>> START STORED DATA

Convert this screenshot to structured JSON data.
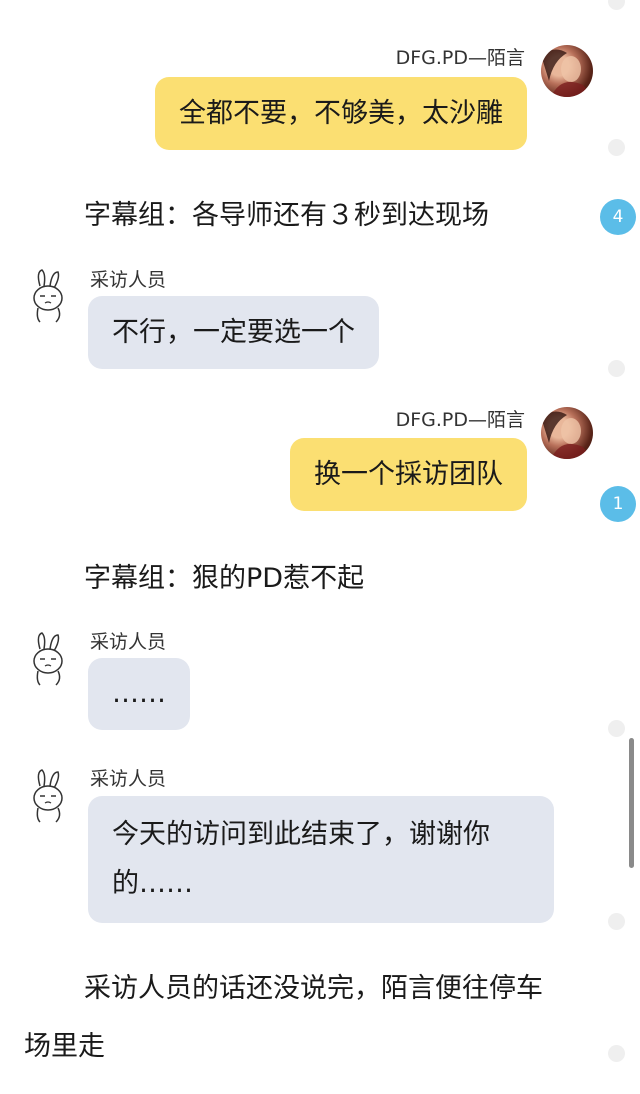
{
  "messages": [
    {
      "type": "right",
      "sender": "DFG.PD—陌言",
      "text": "全都不要，不够美，太沙雕"
    },
    {
      "type": "narration",
      "text": "字幕组：各导师还有３秒到达现场"
    },
    {
      "type": "left",
      "sender": "采访人员",
      "text": "不行，一定要选一个"
    },
    {
      "type": "right",
      "sender": "DFG.PD—陌言",
      "text": "换一个採访团队"
    },
    {
      "type": "narration",
      "text": "字幕组：狠的PD惹不起"
    },
    {
      "type": "left",
      "sender": "采访人员",
      "text": "……"
    },
    {
      "type": "left",
      "sender": "采访人员",
      "text_line1": "今天的访问到此结束了，谢谢你",
      "text_line2": "的……"
    },
    {
      "type": "narration",
      "text_line1": "采访人员的话还没说完，陌言便往停车",
      "text_line2": "场里走"
    }
  ],
  "badges": [
    "4",
    "1"
  ],
  "icons": {
    "right_avatar": "user-photo-avatar",
    "left_avatar": "bunny-sticker-avatar"
  },
  "colors": {
    "right_bubble": "#fbdf72",
    "left_bubble": "#e2e6ef",
    "badge": "#5bbde8",
    "scrollbar": "#8a8a8a"
  }
}
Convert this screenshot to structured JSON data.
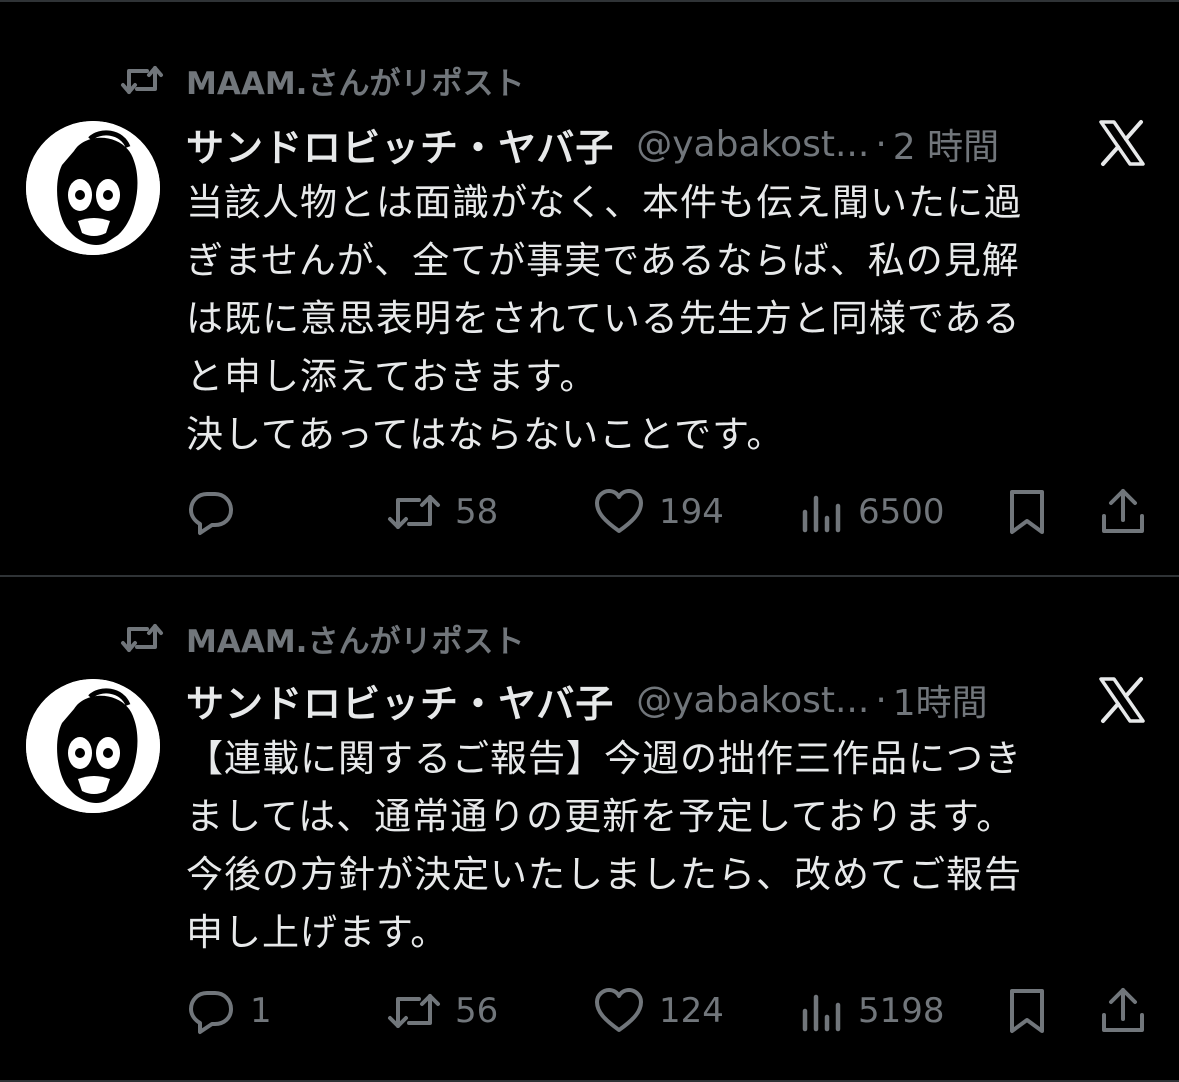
{
  "tweets": [
    {
      "repost_label": "MAAM.さんがリポスト",
      "display_name": "サンドロビッチ・ヤバ子",
      "handle": "@yabakost...",
      "separator": "·",
      "time": "2 時間",
      "text": "当該人物とは面識がなく、本件も伝え聞いたに過\nぎませんが、全てが事実であるならば、私の見解\nは既に意思表明をされている先生方と同様である\nと申し添えておきます。\n決してあってはならないことです。",
      "replies": "",
      "reposts": "58",
      "likes": "194",
      "views": "6500"
    },
    {
      "repost_label": "MAAM.さんがリポスト",
      "display_name": "サンドロビッチ・ヤバ子",
      "handle": "@yabakost...",
      "separator": "·",
      "time": "1時間",
      "text": "【連載に関するご報告】今週の拙作三作品につき\nましては、通常通りの更新を予定しております。\n今後の方針が決定いたしましたら、改めてご報告\n申し上げます。",
      "replies": "1",
      "reposts": "56",
      "likes": "124",
      "views": "5198"
    }
  ],
  "icons": {
    "repost": "repost-icon",
    "reply": "reply-icon",
    "like": "heart-icon",
    "views": "views-icon",
    "bookmark": "bookmark-icon",
    "share": "share-icon",
    "platform": "x-logo-icon"
  },
  "colors": {
    "background": "#000000",
    "text": "#e7e9ea",
    "muted": "#71767b",
    "divider": "#2f3336"
  }
}
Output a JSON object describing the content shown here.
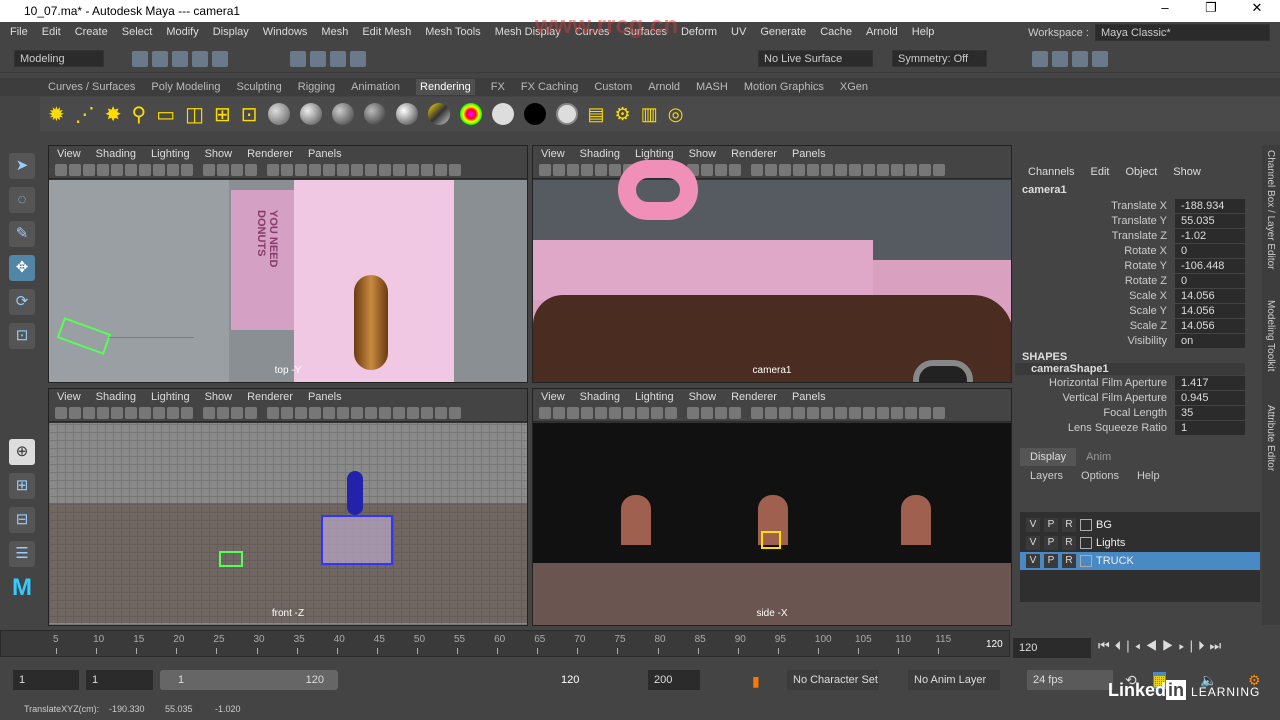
{
  "title": "10_07.ma* - Autodesk Maya  ---  camera1",
  "window_controls": [
    "–",
    "❐",
    "✕"
  ],
  "menus": [
    "File",
    "Edit",
    "Create",
    "Select",
    "Modify",
    "Display",
    "Windows",
    "Mesh",
    "Edit Mesh",
    "Mesh Tools",
    "Mesh Display",
    "Curves",
    "Surfaces",
    "Deform",
    "UV",
    "Generate",
    "Cache",
    "Arnold",
    "Help"
  ],
  "workspace": {
    "label": "Workspace :",
    "value": "Maya Classic*"
  },
  "status": {
    "mode": "Modeling",
    "live_surface": "No Live Surface",
    "symmetry": "Symmetry: Off"
  },
  "shelf_tabs": [
    "Curves / Surfaces",
    "Poly Modeling",
    "Sculpting",
    "Rigging",
    "Animation",
    "Rendering",
    "FX",
    "FX Caching",
    "Custom",
    "Arnold",
    "MASH",
    "Motion Graphics",
    "XGen"
  ],
  "active_shelf": "Rendering",
  "panel_menu": [
    "View",
    "Shading",
    "Lighting",
    "Show",
    "Renderer",
    "Panels"
  ],
  "viewports": [
    {
      "label": "top -Y",
      "box_text": "YOU NEED DONUTS"
    },
    {
      "label": "camera1"
    },
    {
      "label": "front -Z"
    },
    {
      "label": "side -X"
    }
  ],
  "channel_box": {
    "menu": [
      "Channels",
      "Edit",
      "Object",
      "Show"
    ],
    "object": "camera1",
    "attrs": [
      [
        "Translate X",
        "-188.934"
      ],
      [
        "Translate Y",
        "55.035"
      ],
      [
        "Translate Z",
        "-1.02"
      ],
      [
        "Rotate X",
        "0"
      ],
      [
        "Rotate Y",
        "-106.448"
      ],
      [
        "Rotate Z",
        "0"
      ],
      [
        "Scale X",
        "14.056"
      ],
      [
        "Scale Y",
        "14.056"
      ],
      [
        "Scale Z",
        "14.056"
      ],
      [
        "Visibility",
        "on"
      ]
    ],
    "shapes_header": "SHAPES",
    "shape": "cameraShape1",
    "shape_attrs": [
      [
        "Horizontal Film Aperture",
        "1.417"
      ],
      [
        "Vertical Film Aperture",
        "0.945"
      ],
      [
        "Focal Length",
        "35"
      ],
      [
        "Lens Squeeze Ratio",
        "1"
      ]
    ]
  },
  "side_tabs": [
    "Channel Box / Layer Editor",
    "Modeling Toolkit",
    "Attribute Editor"
  ],
  "layer_editor": {
    "tabs": [
      "Display",
      "Anim"
    ],
    "menu": [
      "Layers",
      "Options",
      "Help"
    ],
    "layers": [
      {
        "name": "BG",
        "selected": false
      },
      {
        "name": "Lights",
        "selected": false
      },
      {
        "name": "TRUCK",
        "selected": true
      }
    ],
    "flags": [
      "V",
      "P",
      "R"
    ]
  },
  "timeline": {
    "ticks": [
      5,
      10,
      15,
      20,
      25,
      30,
      35,
      40,
      45,
      50,
      55,
      60,
      65,
      70,
      75,
      80,
      85,
      90,
      95,
      100,
      105,
      110,
      115,
      120
    ],
    "current": "120",
    "current_field": "120"
  },
  "range": {
    "start": "1",
    "anim_start": "1",
    "range_start": "1",
    "range_end": "120",
    "anim_end": "120",
    "end": "200",
    "character_set": "No Character Set",
    "anim_layer": "No Anim Layer",
    "fps": "24 fps"
  },
  "help_line": {
    "label": "TranslateXYZ(cm):",
    "x": "-190.330",
    "y": "55.035",
    "z": "-1.020"
  },
  "watermark": {
    "site": "www.rrcg.cn",
    "brand": "LinkedIn LEARNING"
  },
  "colors": {
    "selection": "#4a8ac4",
    "accent": "#5285a6"
  }
}
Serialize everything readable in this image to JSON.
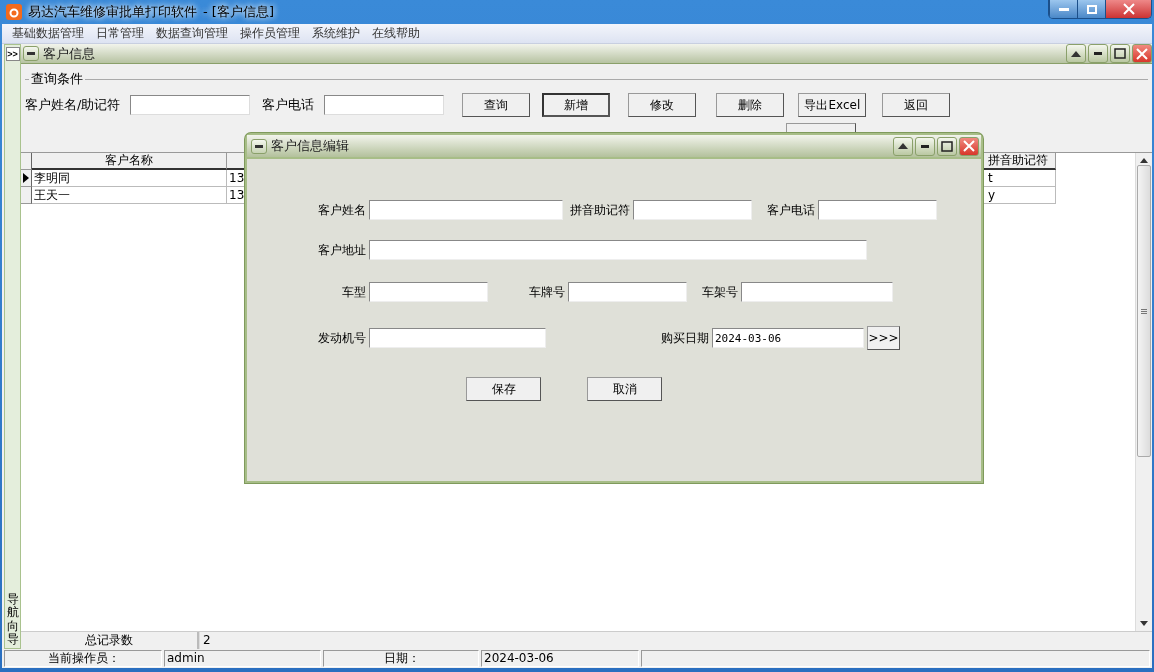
{
  "window": {
    "app_name": "易达汽车维修审批单打印软件",
    "document": "- [客户信息]"
  },
  "menu": [
    "基础数据管理",
    "日常管理",
    "数据查询管理",
    "操作员管理",
    "系统维护",
    "在线帮助"
  ],
  "nav_panel": {
    "toggle": ">>",
    "label": "导航向导"
  },
  "child_window": {
    "title": "客户信息"
  },
  "query": {
    "legend": "查询条件",
    "fields": [
      {
        "label": "客户姓名/助记符"
      },
      {
        "label": "客户电话"
      }
    ],
    "buttons": [
      {
        "label": "查询",
        "focused": false
      },
      {
        "label": "新增",
        "focused": true
      },
      {
        "label": "修改",
        "focused": false
      },
      {
        "label": "删除",
        "focused": false
      },
      {
        "label": "导出Excel",
        "focused": false
      },
      {
        "label": "返回",
        "focused": false
      }
    ]
  },
  "table": {
    "columns": [
      "客户名称",
      "",
      "拼音助记符"
    ],
    "rows": [
      {
        "selected": true,
        "cells": [
          "李明同",
          "13",
          "t"
        ]
      },
      {
        "selected": false,
        "cells": [
          "王天一",
          "13",
          "y"
        ]
      }
    ]
  },
  "summary": {
    "label": "总记录数",
    "value": "2"
  },
  "status_bar": [
    "当前操作员：",
    "admin",
    "日期：",
    "2024-03-06"
  ],
  "dialog": {
    "title": "客户信息编辑",
    "rows": [
      [
        {
          "label": "客户姓名"
        },
        {
          "label": "拼音助记符"
        },
        {
          "label": "客户电话"
        }
      ],
      [
        {
          "label": "客户地址"
        }
      ],
      [
        {
          "label": "车型"
        },
        {
          "label": "车牌号"
        },
        {
          "label": "车架号"
        }
      ],
      [
        {
          "label": "发动机号"
        },
        {
          "kind": "spacer"
        },
        {
          "label": "购买日期",
          "value": "2024-03-06",
          "button": ">>>"
        }
      ]
    ],
    "buttons": [
      "保存",
      "取消"
    ]
  }
}
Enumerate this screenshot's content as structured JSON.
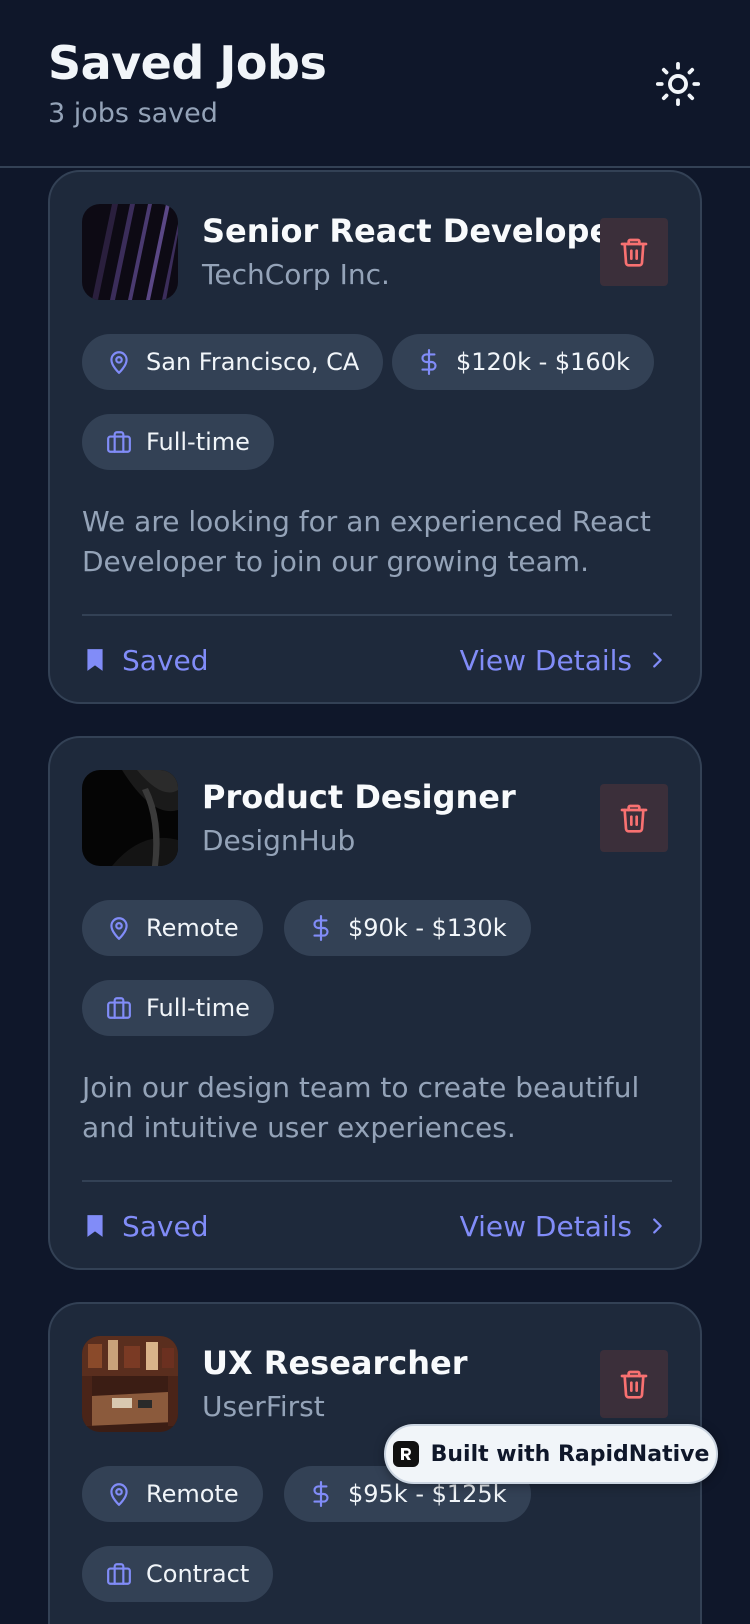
{
  "header": {
    "title": "Saved Jobs",
    "subtitle": "3 jobs saved",
    "theme_icon": "sun-icon"
  },
  "jobs": [
    {
      "title": "Senior React Developer",
      "company": "TechCorp Inc.",
      "location": "San Francisco, CA",
      "salary": "$120k - $160k",
      "type": "Full-time",
      "description": "We are looking for an experienced React Developer to join our growing team.",
      "saved_label": "Saved",
      "view_label": "View Details"
    },
    {
      "title": "Product Designer",
      "company": "DesignHub",
      "location": "Remote",
      "salary": "$90k - $130k",
      "type": "Full-time",
      "description": "Join our design team to create beautiful and intuitive user experiences.",
      "saved_label": "Saved",
      "view_label": "View Details"
    },
    {
      "title": "UX Researcher",
      "company": "UserFirst",
      "location": "Remote",
      "salary": "$95k - $125k",
      "type": "Contract"
    }
  ],
  "badge": {
    "label": "Built with RapidNative"
  },
  "colors": {
    "background": "#0f172a",
    "card": "#1e293b",
    "accent": "#818cf8",
    "danger": "#f87171",
    "muted": "#94a3b8"
  }
}
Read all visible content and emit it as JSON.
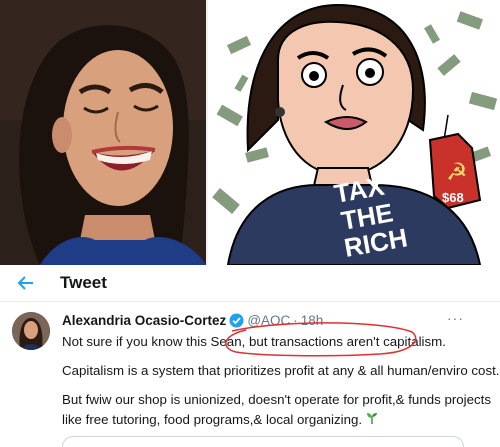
{
  "header": {
    "title": "Tweet"
  },
  "tweet": {
    "display_name": "Alexandria Ocasio-Cortez",
    "handle": "@AOC",
    "separator": "·",
    "time": "18h",
    "more": "···",
    "line1a": "Not sure if you know this Sean, ",
    "line1b": "but transactions aren't capitalism.",
    "line2": "Capitalism is a system that prioritizes profit at any & all human/enviro cost.",
    "line3": "But fwiw our shop is unionized, doesn't operate for profit,& funds projects",
    "line4": "like free tutoring, food programs,& local organizing."
  },
  "cartoon": {
    "shirt_text": [
      "TAX",
      "THE",
      "RICH"
    ],
    "price_tag": "$68",
    "hammer_sickle": "☭"
  },
  "colors": {
    "accent": "#1da1f2",
    "annotation": "#e03030",
    "shirt": "#2b3a5e",
    "tag": "#c8322a"
  },
  "icons": {
    "back": "arrow-left-icon",
    "verified": "verified-badge-icon",
    "more": "more-dots-icon",
    "sprout": "seedling-icon"
  }
}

>> END STORED DATA

• **WHAT YOU HAVE TO DO**
Lines that include the word "Modeling" — how many are there in the data? Answer with the number alone.

• **FULL SOLUTION**
3